DATA SUPPLIED:
-------

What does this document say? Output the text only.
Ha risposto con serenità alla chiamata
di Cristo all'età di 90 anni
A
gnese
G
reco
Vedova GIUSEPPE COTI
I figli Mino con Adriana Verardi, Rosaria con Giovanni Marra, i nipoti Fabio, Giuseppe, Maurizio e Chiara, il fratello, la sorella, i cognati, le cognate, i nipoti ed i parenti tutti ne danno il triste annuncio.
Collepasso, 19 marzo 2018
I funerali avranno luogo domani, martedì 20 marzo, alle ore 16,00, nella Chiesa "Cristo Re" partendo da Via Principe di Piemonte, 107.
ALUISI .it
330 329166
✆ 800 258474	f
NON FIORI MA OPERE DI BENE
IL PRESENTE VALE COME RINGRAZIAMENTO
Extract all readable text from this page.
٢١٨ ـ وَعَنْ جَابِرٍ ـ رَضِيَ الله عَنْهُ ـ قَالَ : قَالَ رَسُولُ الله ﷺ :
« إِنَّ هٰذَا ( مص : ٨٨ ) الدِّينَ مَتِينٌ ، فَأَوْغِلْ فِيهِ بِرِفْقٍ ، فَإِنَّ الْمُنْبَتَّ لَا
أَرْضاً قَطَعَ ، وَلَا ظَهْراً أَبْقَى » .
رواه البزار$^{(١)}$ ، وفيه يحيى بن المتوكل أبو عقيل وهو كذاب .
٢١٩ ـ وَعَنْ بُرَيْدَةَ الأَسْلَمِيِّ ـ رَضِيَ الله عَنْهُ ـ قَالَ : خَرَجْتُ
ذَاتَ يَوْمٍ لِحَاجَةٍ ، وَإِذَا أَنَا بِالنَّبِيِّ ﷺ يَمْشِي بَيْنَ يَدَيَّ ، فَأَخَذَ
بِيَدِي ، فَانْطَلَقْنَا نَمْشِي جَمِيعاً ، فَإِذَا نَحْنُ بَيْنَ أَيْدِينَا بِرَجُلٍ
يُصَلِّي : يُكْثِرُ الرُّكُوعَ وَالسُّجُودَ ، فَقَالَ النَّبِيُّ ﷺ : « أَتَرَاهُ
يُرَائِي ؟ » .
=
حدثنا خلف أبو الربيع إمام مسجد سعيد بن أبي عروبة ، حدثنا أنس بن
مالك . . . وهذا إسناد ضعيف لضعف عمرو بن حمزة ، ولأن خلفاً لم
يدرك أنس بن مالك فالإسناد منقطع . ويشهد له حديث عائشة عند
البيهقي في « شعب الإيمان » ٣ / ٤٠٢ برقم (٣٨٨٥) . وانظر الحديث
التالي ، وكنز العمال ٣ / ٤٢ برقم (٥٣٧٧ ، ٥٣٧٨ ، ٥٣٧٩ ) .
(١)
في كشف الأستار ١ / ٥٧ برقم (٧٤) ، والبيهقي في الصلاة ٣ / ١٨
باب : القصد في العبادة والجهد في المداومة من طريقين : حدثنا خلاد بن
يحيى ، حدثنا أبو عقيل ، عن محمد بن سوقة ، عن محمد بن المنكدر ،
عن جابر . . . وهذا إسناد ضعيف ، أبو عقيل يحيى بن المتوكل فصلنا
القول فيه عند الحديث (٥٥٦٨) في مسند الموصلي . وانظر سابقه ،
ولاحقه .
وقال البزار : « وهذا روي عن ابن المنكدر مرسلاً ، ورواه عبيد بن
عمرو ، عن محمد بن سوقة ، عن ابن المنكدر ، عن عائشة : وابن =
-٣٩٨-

-------

EXERCISE: Retype all of the material, keeping each line exact.

FULL OUTPUT:
What does this document say? Output the text only.
Ha risposto con serenità alla chiamata
di Cristo all'età di 90 anni
A
gnese
G
reco
Vedova GIUSEPPE COTI
I figli Mino con Adriana Verardi, Rosaria con Giovanni Marra, i nipoti Fabio, Giuseppe, Maurizio e Chiara, il fratello, la sorella, i cognati, le cognate, i nipoti ed i parenti tutti ne danno il triste annuncio.
Collepasso, 19 marzo 2018
I funerali avranno luogo domani, martedì 20 marzo, alle ore 16,00, nella Chiesa "Cristo Re" partendo da Via Principe di Piemonte, 107.
ALUISI .it
330 329166
✆ 800 258474	f
NON FIORI MA OPERE DI BENE
IL PRESENTE VALE COME RINGRAZIAMENTO
Extract all readable text from this page.
٢١٨ ـ وَعَنْ جَابِرٍ ـ رَضِيَ الله عَنْهُ ـ قَالَ : قَالَ رَسُولُ الله ﷺ :
« إِنَّ هٰذَا ( مص : ٨٨ ) الدِّينَ مَتِينٌ ، فَأَوْغِلْ فِيهِ بِرِفْقٍ ، فَإِنَّ الْمُنْبَتَّ لَا
أَرْضاً قَطَعَ ، وَلَا ظَهْراً أَبْقَى » .
رواه البزار$^{(١)}$ ، وفيه يحيى بن المتوكل أبو عقيل وهو كذاب .
٢١٩ ـ وَعَنْ بُرَيْدَةَ الأَسْلَمِيِّ ـ رَضِيَ الله عَنْهُ ـ قَالَ : خَرَجْتُ
ذَاتَ يَوْمٍ لِحَاجَةٍ ، وَإِذَا أَنَا بِالنَّبِيِّ ﷺ يَمْشِي بَيْنَ يَدَيَّ ، فَأَخَذَ
بِيَدِي ، فَانْطَلَقْنَا نَمْشِي جَمِيعاً ، فَإِذَا نَحْنُ بَيْنَ أَيْدِينَا بِرَجُلٍ
يُصَلِّي : يُكْثِرُ الرُّكُوعَ وَالسُّجُودَ ، فَقَالَ النَّبِيُّ ﷺ : « أَتَرَاهُ
يُرَائِي ؟ » .
=
حدثنا خلف أبو الربيع إمام مسجد سعيد بن أبي عروبة ، حدثنا أنس بن
مالك . . . وهذا إسناد ضعيف لضعف عمرو بن حمزة ، ولأن خلفاً لم
يدرك أنس بن مالك فالإسناد منقطع . ويشهد له حديث عائشة عند
البيهقي في « شعب الإيمان » ٣ / ٤٠٢ برقم (٣٨٨٥) . وانظر الحديث
التالي ، وكنز العمال ٣ / ٤٢ برقم (٥٣٧٧ ، ٥٣٧٨ ، ٥٣٧٩ ) .
(١)
في كشف الأستار ١ / ٥٧ برقم (٧٤) ، والبيهقي في الصلاة ٣ / ١٨
باب : القصد في العبادة والجهد في المداومة من طريقين : حدثنا خلاد بن
يحيى ، حدثنا أبو عقيل ، عن محمد بن سوقة ، عن محمد بن المنكدر ،
عن جابر . . . وهذا إسناد ضعيف ، أبو عقيل يحيى بن المتوكل فصلنا
القول فيه عند الحديث (٥٥٦٨) في مسند الموصلي . وانظر سابقه ،
ولاحقه .
وقال البزار : « وهذا روي عن ابن المنكدر مرسلاً ، ورواه عبيد بن
عمرو ، عن محمد بن سوقة ، عن ابن المنكدر ، عن عائشة : وابن =
-٣٩٨-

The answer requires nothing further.